Aim: Reproduce this listing in full.

====== Provided material

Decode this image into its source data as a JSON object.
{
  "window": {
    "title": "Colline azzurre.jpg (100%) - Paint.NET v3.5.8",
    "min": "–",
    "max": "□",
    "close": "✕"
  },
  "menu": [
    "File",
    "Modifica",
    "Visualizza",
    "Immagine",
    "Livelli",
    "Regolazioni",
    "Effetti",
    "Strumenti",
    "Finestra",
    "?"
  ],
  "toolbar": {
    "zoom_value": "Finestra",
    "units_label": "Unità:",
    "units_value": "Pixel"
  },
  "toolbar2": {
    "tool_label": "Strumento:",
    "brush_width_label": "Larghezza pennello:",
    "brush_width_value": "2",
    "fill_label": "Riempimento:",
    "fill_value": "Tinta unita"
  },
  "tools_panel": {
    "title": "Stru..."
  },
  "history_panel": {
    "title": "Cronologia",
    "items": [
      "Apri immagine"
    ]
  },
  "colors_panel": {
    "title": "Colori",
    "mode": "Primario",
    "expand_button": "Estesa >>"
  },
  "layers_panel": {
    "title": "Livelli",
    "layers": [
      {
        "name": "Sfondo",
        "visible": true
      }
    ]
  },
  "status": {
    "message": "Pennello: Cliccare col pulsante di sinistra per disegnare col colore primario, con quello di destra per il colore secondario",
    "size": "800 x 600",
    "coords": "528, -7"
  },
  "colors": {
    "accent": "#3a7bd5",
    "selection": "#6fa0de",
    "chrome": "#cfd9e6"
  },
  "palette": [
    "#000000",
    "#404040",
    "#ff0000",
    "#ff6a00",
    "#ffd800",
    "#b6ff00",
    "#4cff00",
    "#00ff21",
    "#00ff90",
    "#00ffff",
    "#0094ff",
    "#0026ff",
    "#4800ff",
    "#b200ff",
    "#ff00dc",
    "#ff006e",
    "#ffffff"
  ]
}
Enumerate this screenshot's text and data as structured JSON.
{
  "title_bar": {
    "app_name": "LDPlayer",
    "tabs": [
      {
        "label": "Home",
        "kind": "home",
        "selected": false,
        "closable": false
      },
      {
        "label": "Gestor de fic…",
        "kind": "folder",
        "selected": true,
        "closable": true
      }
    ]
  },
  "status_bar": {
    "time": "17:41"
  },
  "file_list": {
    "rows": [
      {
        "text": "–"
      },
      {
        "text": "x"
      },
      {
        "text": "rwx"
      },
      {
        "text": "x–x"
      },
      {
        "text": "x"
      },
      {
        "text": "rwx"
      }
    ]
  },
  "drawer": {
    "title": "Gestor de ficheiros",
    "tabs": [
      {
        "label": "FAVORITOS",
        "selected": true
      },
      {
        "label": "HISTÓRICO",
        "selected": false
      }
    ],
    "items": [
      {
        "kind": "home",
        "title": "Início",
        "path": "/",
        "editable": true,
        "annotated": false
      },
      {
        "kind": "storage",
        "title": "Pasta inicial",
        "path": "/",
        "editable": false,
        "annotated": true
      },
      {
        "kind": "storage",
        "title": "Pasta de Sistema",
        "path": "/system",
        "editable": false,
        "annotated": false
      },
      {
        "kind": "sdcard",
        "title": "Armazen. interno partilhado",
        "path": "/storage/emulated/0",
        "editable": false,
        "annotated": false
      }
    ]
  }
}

============

Expected output:
Decode this image into its source data as a JSON object.
{
  "window": {
    "title": "Colline azzurre.jpg (100%) - Paint.NET v3.5.8",
    "min": "–",
    "max": "□",
    "close": "✕"
  },
  "menu": [
    "File",
    "Modifica",
    "Visualizza",
    "Immagine",
    "Livelli",
    "Regolazioni",
    "Effetti",
    "Strumenti",
    "Finestra",
    "?"
  ],
  "toolbar": {
    "zoom_value": "Finestra",
    "units_label": "Unità:",
    "units_value": "Pixel"
  },
  "toolbar2": {
    "tool_label": "Strumento:",
    "brush_width_label": "Larghezza pennello:",
    "brush_width_value": "2",
    "fill_label": "Riempimento:",
    "fill_value": "Tinta unita"
  },
  "tools_panel": {
    "title": "Stru..."
  },
  "history_panel": {
    "title": "Cronologia",
    "items": [
      "Apri immagine"
    ]
  },
  "colors_panel": {
    "title": "Colori",
    "mode": "Primario",
    "expand_button": "Estesa >>"
  },
  "layers_panel": {
    "title": "Livelli",
    "layers": [
      {
        "name": "Sfondo",
        "visible": true
      }
    ]
  },
  "status": {
    "message": "Pennello: Cliccare col pulsante di sinistra per disegnare col colore primario, con quello di destra per il colore secondario",
    "size": "800 x 600",
    "coords": "528, -7"
  },
  "colors": {
    "accent": "#3a7bd5",
    "selection": "#6fa0de",
    "chrome": "#cfd9e6"
  },
  "palette": [
    "#000000",
    "#404040",
    "#ff0000",
    "#ff6a00",
    "#ffd800",
    "#b6ff00",
    "#4cff00",
    "#00ff21",
    "#00ff90",
    "#00ffff",
    "#0094ff",
    "#0026ff",
    "#4800ff",
    "#b200ff",
    "#ff00dc",
    "#ff006e",
    "#ffffff"
  ]
}
Enumerate this screenshot's text and data as structured JSON.
{
  "title_bar": {
    "app_name": "LDPlayer",
    "tabs": [
      {
        "label": "Home",
        "kind": "home",
        "selected": false,
        "closable": false
      },
      {
        "label": "Gestor de fic…",
        "kind": "folder",
        "selected": true,
        "closable": true
      }
    ]
  },
  "status_bar": {
    "time": "17:41"
  },
  "file_list": {
    "rows": [
      {
        "text": "–"
      },
      {
        "text": "x"
      },
      {
        "text": "rwx"
      },
      {
        "text": "x–x"
      },
      {
        "text": "x"
      },
      {
        "text": "rwx"
      }
    ]
  },
  "drawer": {
    "title": "Gestor de ficheiros",
    "tabs": [
      {
        "label": "FAVORITOS",
        "selected": true
      },
      {
        "label": "HISTÓRICO",
        "selected": false
      }
    ],
    "items": [
      {
        "kind": "home",
        "title": "Início",
        "path": "/",
        "editable": true,
        "annotated": false
      },
      {
        "kind": "storage",
        "title": "Pasta inicial",
        "path": "/",
        "editable": false,
        "annotated": true
      },
      {
        "kind": "storage",
        "title": "Pasta de Sistema",
        "path": "/system",
        "editable": false,
        "annotated": false
      },
      {
        "kind": "sdcard",
        "title": "Armazen. interno partilhado",
        "path": "/storage/emulated/0",
        "editable": false,
        "annotated": false
      }
    ]
  }
}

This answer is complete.